## WHAT IS EXPECTED
Go through the material below and report how many lines contain "추가합니다". Give only the number.

[Data entries]
^^^^^^^^

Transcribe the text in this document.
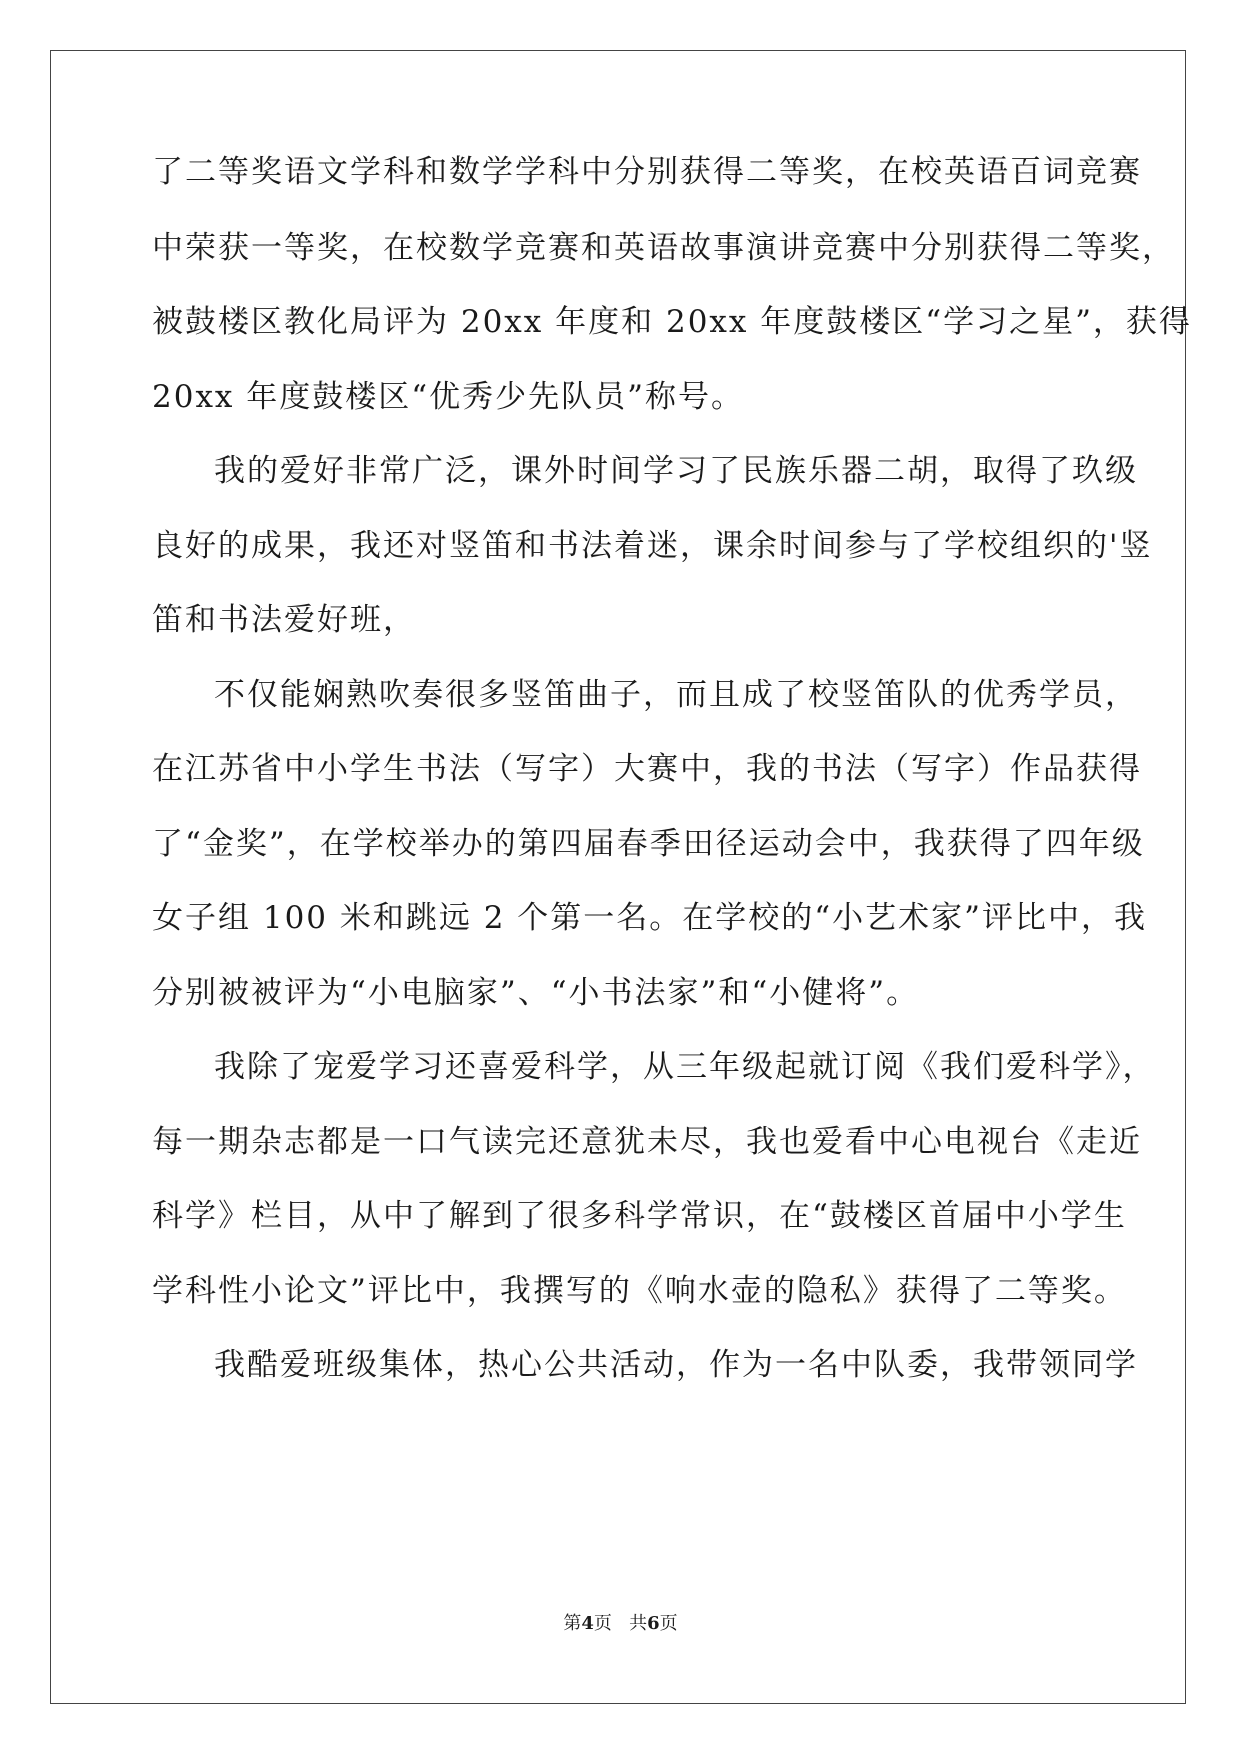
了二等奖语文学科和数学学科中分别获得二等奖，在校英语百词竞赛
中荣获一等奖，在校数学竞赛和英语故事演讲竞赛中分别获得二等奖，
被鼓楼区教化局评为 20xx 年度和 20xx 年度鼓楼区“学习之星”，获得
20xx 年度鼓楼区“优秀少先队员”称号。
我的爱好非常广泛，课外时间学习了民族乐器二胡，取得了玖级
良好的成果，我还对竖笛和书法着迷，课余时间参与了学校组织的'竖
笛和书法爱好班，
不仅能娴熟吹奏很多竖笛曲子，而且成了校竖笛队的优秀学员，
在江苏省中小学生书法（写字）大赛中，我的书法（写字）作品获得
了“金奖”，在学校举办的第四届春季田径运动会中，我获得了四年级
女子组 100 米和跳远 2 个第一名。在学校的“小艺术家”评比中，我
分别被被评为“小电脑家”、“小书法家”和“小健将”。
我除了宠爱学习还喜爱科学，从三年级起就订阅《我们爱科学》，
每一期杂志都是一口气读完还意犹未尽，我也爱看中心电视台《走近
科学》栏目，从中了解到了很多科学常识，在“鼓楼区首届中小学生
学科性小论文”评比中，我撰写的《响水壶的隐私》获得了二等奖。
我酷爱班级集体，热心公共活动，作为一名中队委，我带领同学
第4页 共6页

^^^^^^^^

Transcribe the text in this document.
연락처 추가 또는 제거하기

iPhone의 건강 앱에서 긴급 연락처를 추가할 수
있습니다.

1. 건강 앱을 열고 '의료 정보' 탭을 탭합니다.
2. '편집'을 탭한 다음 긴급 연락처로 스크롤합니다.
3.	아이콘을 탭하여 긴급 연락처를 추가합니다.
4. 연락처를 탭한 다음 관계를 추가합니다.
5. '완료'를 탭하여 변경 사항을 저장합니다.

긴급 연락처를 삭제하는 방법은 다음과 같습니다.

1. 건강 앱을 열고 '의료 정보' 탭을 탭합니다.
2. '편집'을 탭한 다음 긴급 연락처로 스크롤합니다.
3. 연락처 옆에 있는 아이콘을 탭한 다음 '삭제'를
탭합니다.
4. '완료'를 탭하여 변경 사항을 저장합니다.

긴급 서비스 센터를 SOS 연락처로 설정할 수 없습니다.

^^^^^^^^

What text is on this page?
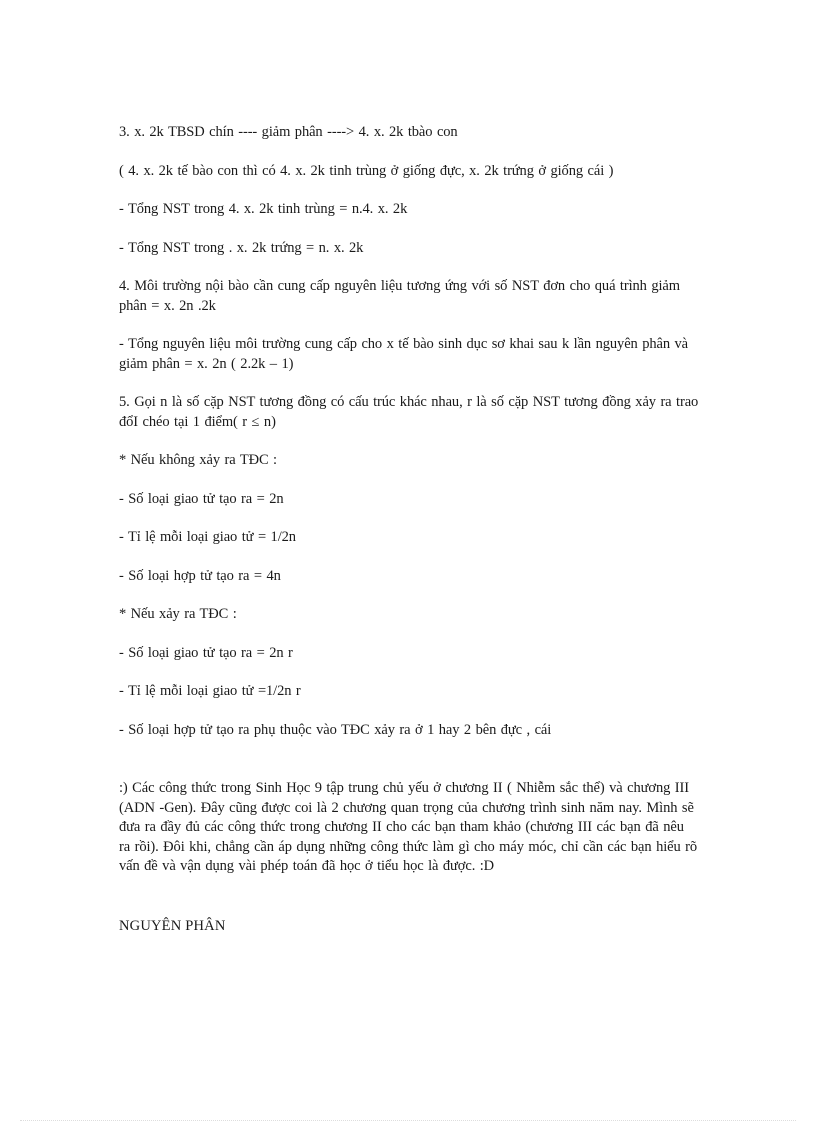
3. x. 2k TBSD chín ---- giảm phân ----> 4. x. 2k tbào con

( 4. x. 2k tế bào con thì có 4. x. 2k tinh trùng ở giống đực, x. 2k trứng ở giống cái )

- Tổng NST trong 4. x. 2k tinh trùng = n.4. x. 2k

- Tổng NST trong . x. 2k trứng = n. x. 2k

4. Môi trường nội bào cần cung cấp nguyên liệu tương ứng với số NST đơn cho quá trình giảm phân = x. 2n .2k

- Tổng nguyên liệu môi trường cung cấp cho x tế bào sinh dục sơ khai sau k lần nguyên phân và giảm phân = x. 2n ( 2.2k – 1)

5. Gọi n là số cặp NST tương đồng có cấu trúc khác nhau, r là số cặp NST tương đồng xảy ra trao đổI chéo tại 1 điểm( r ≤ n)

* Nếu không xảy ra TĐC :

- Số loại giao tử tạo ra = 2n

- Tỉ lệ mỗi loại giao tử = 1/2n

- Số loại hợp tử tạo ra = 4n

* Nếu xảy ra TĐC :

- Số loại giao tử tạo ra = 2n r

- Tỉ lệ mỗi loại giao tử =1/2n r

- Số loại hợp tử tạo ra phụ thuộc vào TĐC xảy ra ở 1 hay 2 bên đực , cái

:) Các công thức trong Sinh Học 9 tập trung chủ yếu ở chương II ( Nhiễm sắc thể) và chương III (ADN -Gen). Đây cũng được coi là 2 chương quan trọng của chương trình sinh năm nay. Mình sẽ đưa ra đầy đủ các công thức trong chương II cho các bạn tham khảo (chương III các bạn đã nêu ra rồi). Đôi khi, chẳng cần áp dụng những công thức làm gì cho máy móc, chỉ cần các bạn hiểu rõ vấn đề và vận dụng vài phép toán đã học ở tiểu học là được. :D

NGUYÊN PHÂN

^^^^^^^^

## EXERCISE ANSWER
2